### Предоставленный текст ###
Джордж Бейкер - Тиберий. Преемник Августа
Заседание закончилось предоставлением Германику проконсульского империя и выбором специальной делегации, которая известит его об этом, а также всеобщими выражениями горя по случаю смерти Августа.
Тиберий успешно преодолел испытание, которое потрепало бы нервы более слабого человека. Он получил что хотел, получил возможность огласить принципы, в соответствии с которыми намеревался править. Принципат, начатый Августом, мог бы по многим причинам легко уйти в небытие, как прежде неограниченная власть тирана Сиракуз Дионисия. Его сохранение в огромной степени обязано твердости и терпению человека, который ввел этот процесс в гавань закона и конституционным прецедентом сделал эту власть постоянной. Трудности, ждавшие его впереди (а они были очень серьезны, а для современников гораздо значительнее, чем для нас, оглядывающихся назад), предстояло преодолевать по мере их возникновения. Первый шаг был сделан… Однако существование враждебных подводных течений можно было предвидеть и не сомневаться в их наличии.
###
# Условие задания:
Чем фрагмент о Тиберии объясняет то, что принципат, начатый Августом, не ушел в небытие? Ответьте одним-двумя предложениями.
### Строки данных ###
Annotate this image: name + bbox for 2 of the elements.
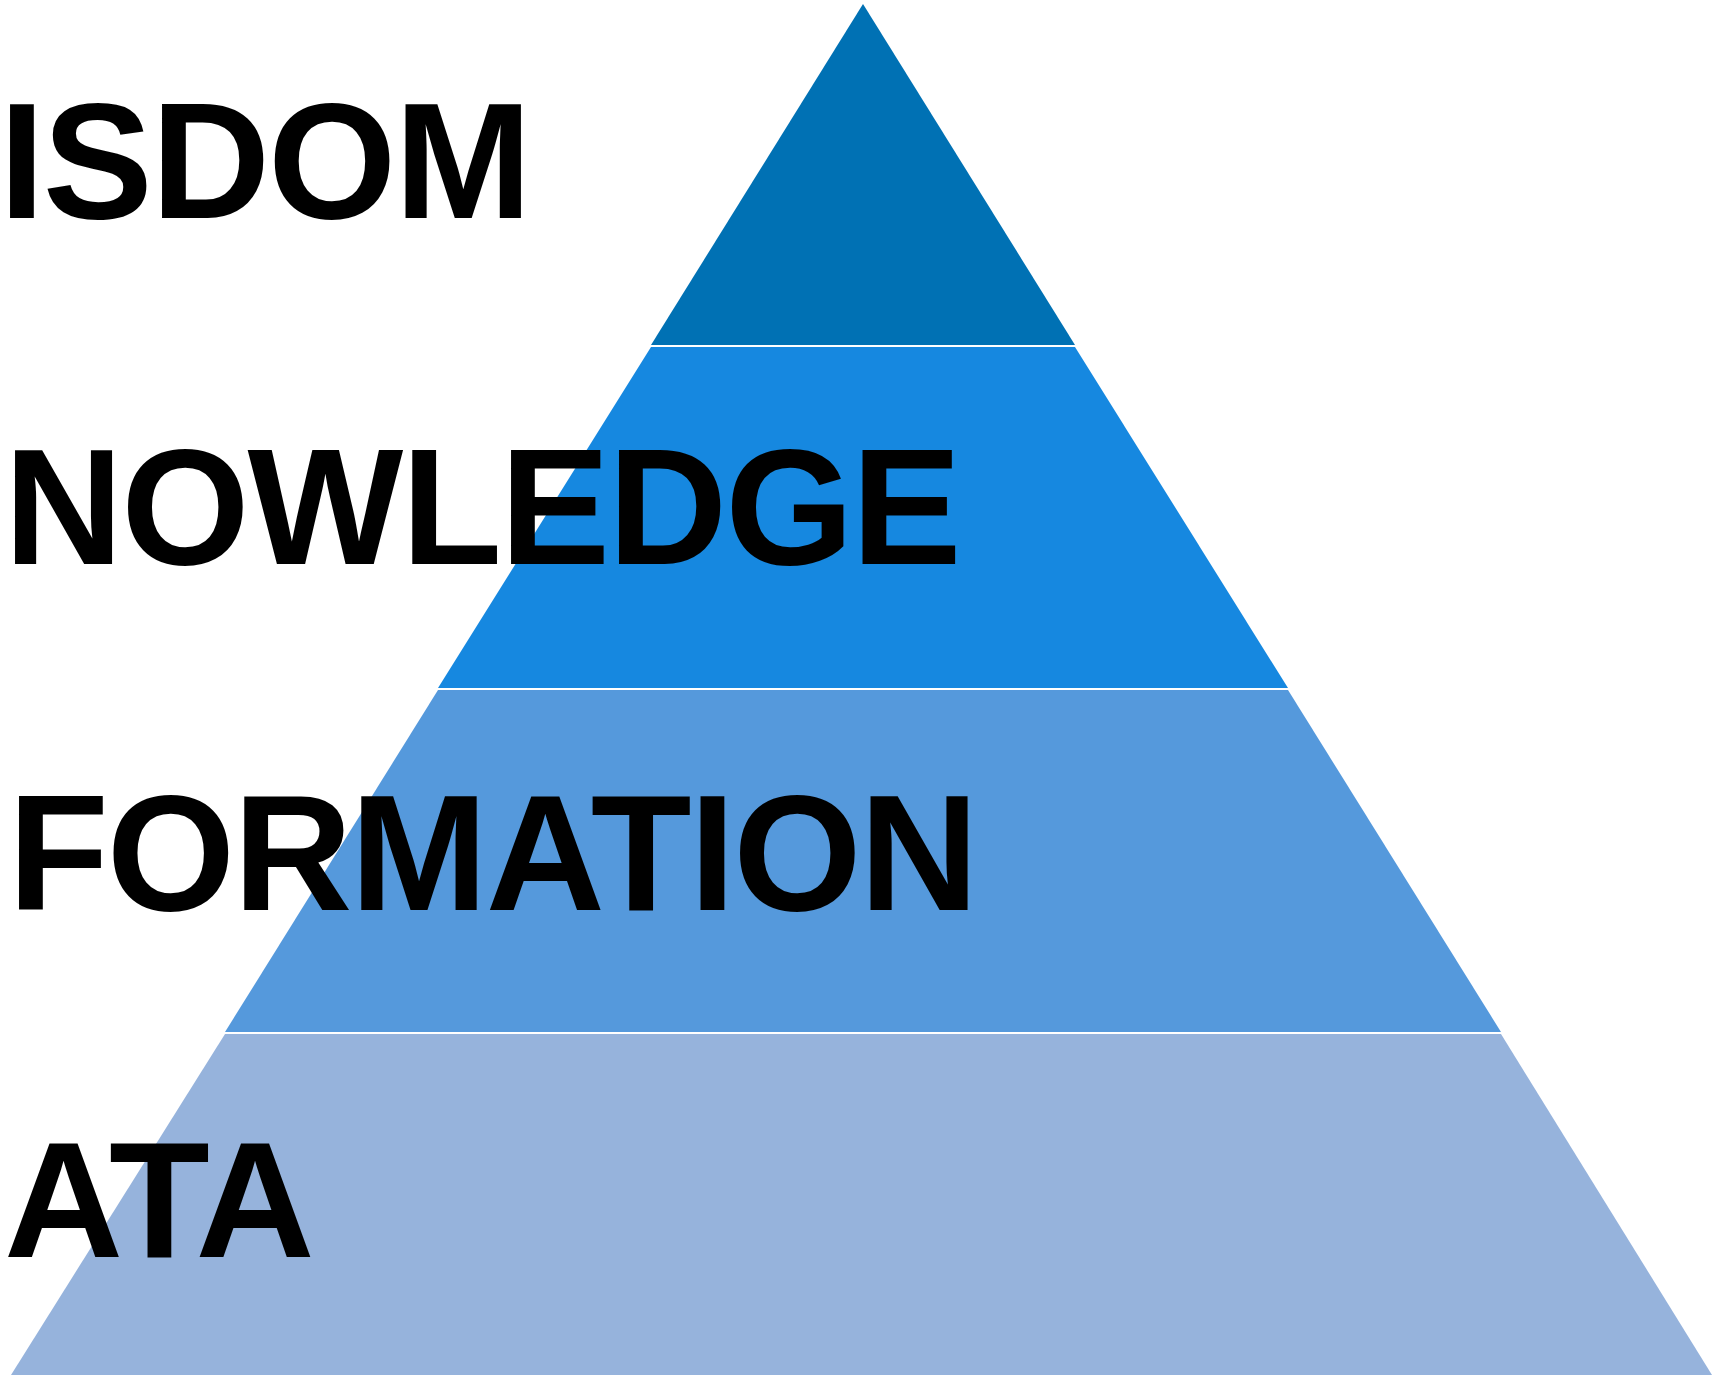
tier-label: ATA [4,1118,313,1283]
tier-label: ISDOM [0,79,530,244]
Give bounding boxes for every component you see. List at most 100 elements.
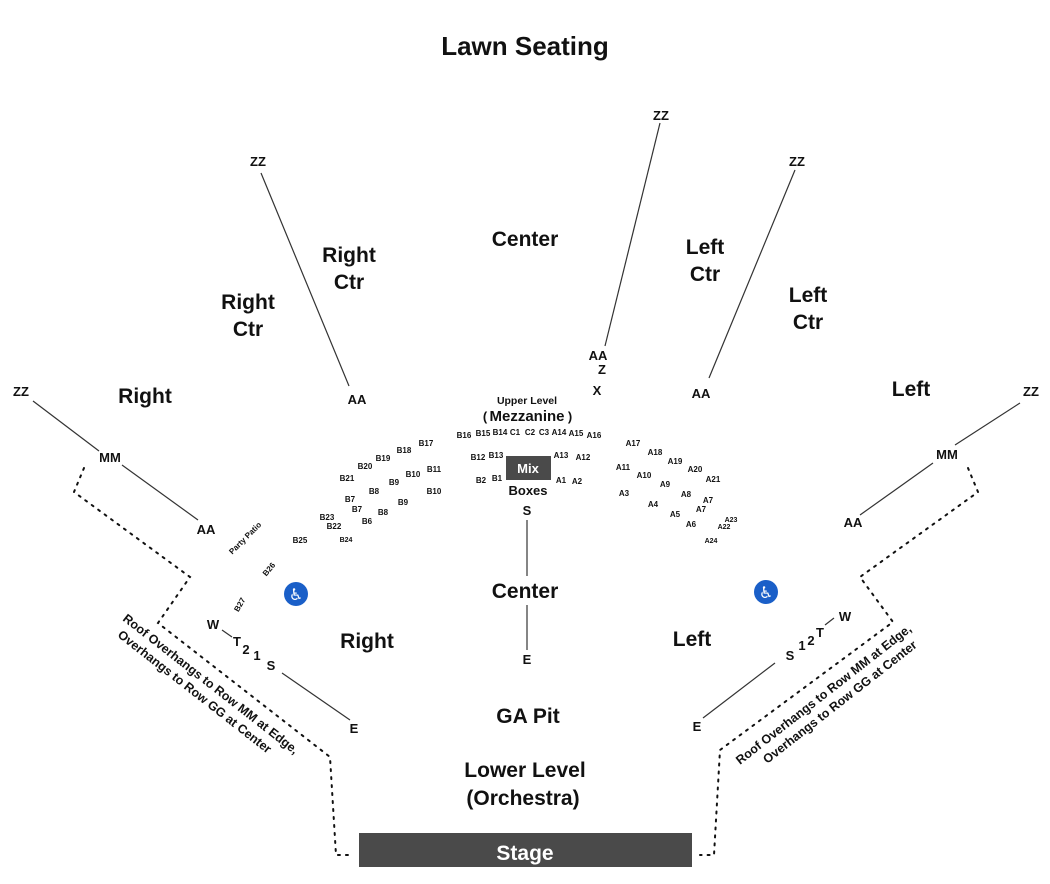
###
# Письменный ответ:
Сохранение принципата в огромной степени обязано твердости и терпению человека, который ввел этот процесс в гавань закона. Конституционным прецедентом он сделал эту власть постоянной.